Reproduce the review of the Delaware oral history collection word for word, in full.

EXCERPT PROVIDED:
****************************************

Through years of collaboration with members of the Oklahoma Delaware community, the editors of this collection of Delaware oral histories have crafted an attractive, wonderfully illustrated and accessible book that will be a resource for those with an interest in the Delaware for years to come. The pages are of heavy, durable construction, and excellent color photographs of Delaware people and events can be found throughout the book. The images add life to the transcriptions in a way that words can never do and give the reader a visually rewarding experience of, and appreciation for, the vitality of the Delaware community today. As an employee of the Delaware Tribe as well as a once frequent participant in the Delaware community, I found myself drawn to the images, most of which were documenting events of which I was already familiar but was viewing again from a more nostalgic frame.
The goal driving this edited volume was neither ethnographic nor historical, as is most of the literature on the Delaware. The editors and their colleagues wanted to provide a compilation of Delaware life histories that would complement a larger documentary project designed to raise awareness about the lives of Delaware people in Oklahoma and connections with their former reservation land in Indiana. The interviews are thus intentionally presented as “stand-alone memoir … where the readers can be active participants, picking up points and making connections on their own” (xiii). The interviewees themselves speak about the continuity and change that they have witnessed in their own lives, so that third-person narrative about the Delaware experience is absent. To this end, the book is a success and is an important contribution to the literature on the Eastern Delaware.
The book is introduced with a chapter by James Rementer and Deborah Nichols-Ledermann that outlines Delaware history and removal. The volume is then divided into five parts, but it is best conceptualized as two separate collections and may have worked better as two separate books. In the first collection, which comprises about a quarter of the book, the editors have made available several previously unpublished interviews with Delaware people that were collected by different researchers under different auspices throughout the twentieth century. Such interviews begin with ten interviews from Indian Pioneer Papers that were collected during the Depression Era, followed by three interviews from the Doris Duke Collection collected in the late 1960s, and finally two interviews conducted by Kay Wood in the mid 1990s. In the second part are included multiple interviews conducted by the editors with Delaware people over the past decade. The contemporary interviews convey a range of life experiences. Some explain their long-time involvement in the Delaware community, while other voices reflect an individual’s recent homecoming and return to participation in the local Delaware events and socio-political life. As collaborator Deborah Nichols-Ledermann reflects, “The reader can expect to see a wide variety of experiences in being Lenape as we are not all cookie-cutter Indians” (103).

****************************************

MATERIAL PROVIDED:
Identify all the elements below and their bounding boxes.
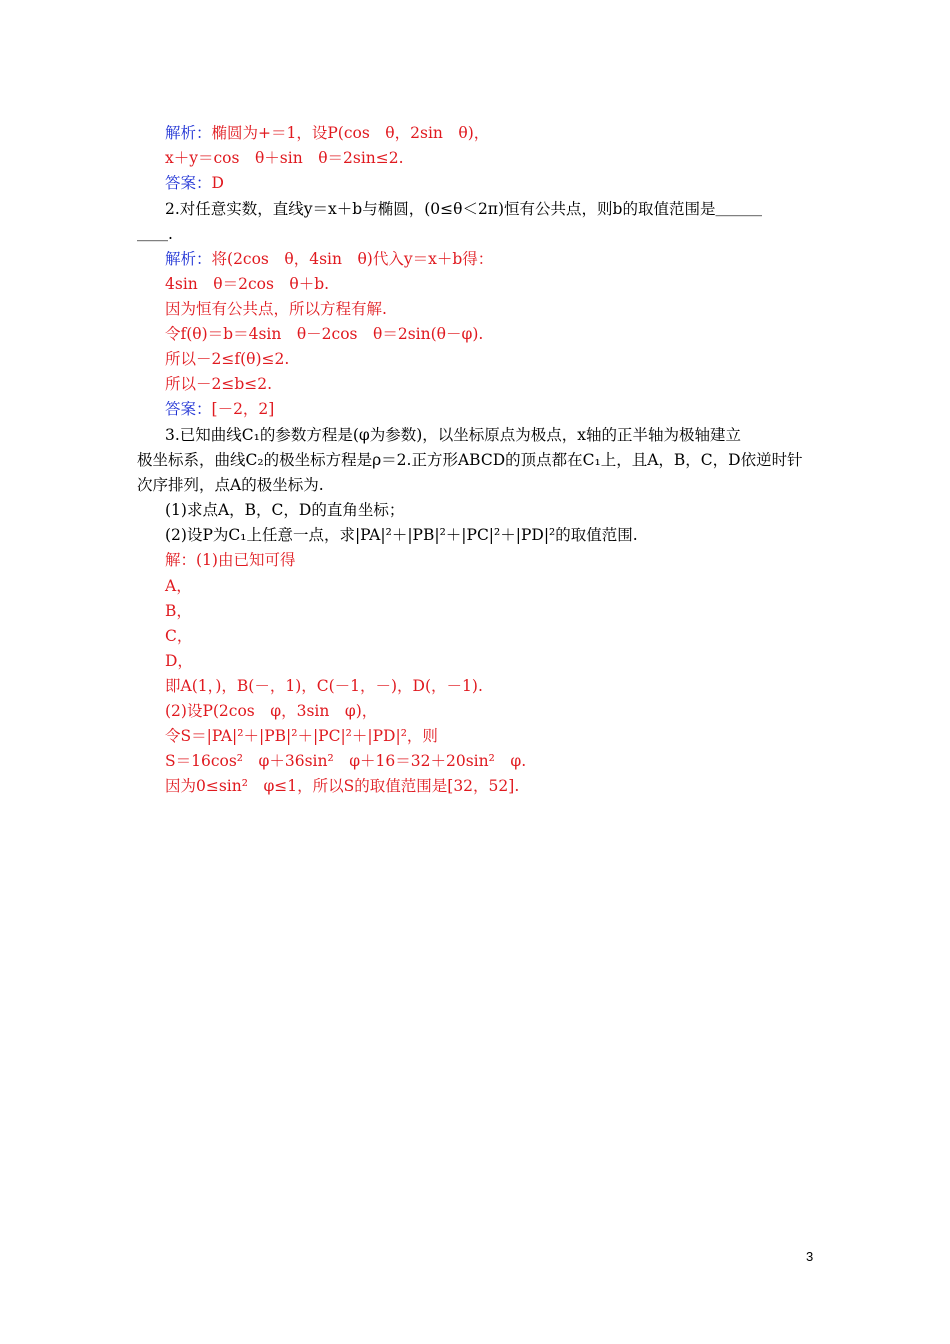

****************************************

THE ANSWER:
Through years of collaboration with members of the Oklahoma Delaware community, the editors of this collection of Delaware oral histories have crafted an attractive, wonderfully illustrated and accessible book that will be a resource for those with an interest in the Delaware for years to come. The pages are of heavy, durable construction, and excellent color photographs of Delaware people and events can be found throughout the book. The images add life to the transcriptions in a way that words can never do and give the reader a visually rewarding experience of, and appreciation for, the vitality of the Delaware community today. As an employee of the Delaware Tribe as well as a once frequent participant in the Delaware community, I found myself drawn to the images, most of which were documenting events of which I was already familiar but was viewing again from a more nostalgic frame.
The goal driving this edited volume was neither ethnographic nor historical, as is most of the literature on the Delaware. The editors and their colleagues wanted to provide a compilation of Delaware life histories that would complement a larger documentary project designed to raise awareness about the lives of Delaware people in Oklahoma and connections with their former reservation land in Indiana. The interviews are thus intentionally presented as “stand-alone memoir … where the readers can be active participants, picking up points and making connections on their own” (xiii). The interviewees themselves speak about the continuity and change that they have witnessed in their own lives, so that third-person narrative about the Delaware experience is absent. To this end, the book is a success and is an important contribution to the literature on the Eastern Delaware.
The book is introduced with a chapter by James Rementer and Deborah Nichols-Ledermann that outlines Delaware history and removal. The volume is then divided into five parts, but it is best conceptualized as two separate collections and may have worked better as two separate books. In the first collection, which comprises about a quarter of the book, the editors have made available several previously unpublished interviews with Delaware people that were collected by different researchers under different auspices throughout the twentieth century. Such interviews begin with ten interviews from Indian Pioneer Papers that were collected during the Depression Era, followed by three interviews from the Doris Duke Collection collected in the late 1960s, and finally two interviews conducted by Kay Wood in the mid 1990s. In the second part are included multiple interviews conducted by the editors with Delaware people over the past decade. The contemporary interviews convey a range of life experiences. Some explain their long-time involvement in the Delaware community, while other voices reflect an individual’s recent homecoming and return to participation in the local Delaware events and socio-political life. As collaborator Deborah Nichols-Ledermann reflects, “The reader can expect to see a wide variety of experiences in being Lenape as we are not all cookie-cutter Indians” (103).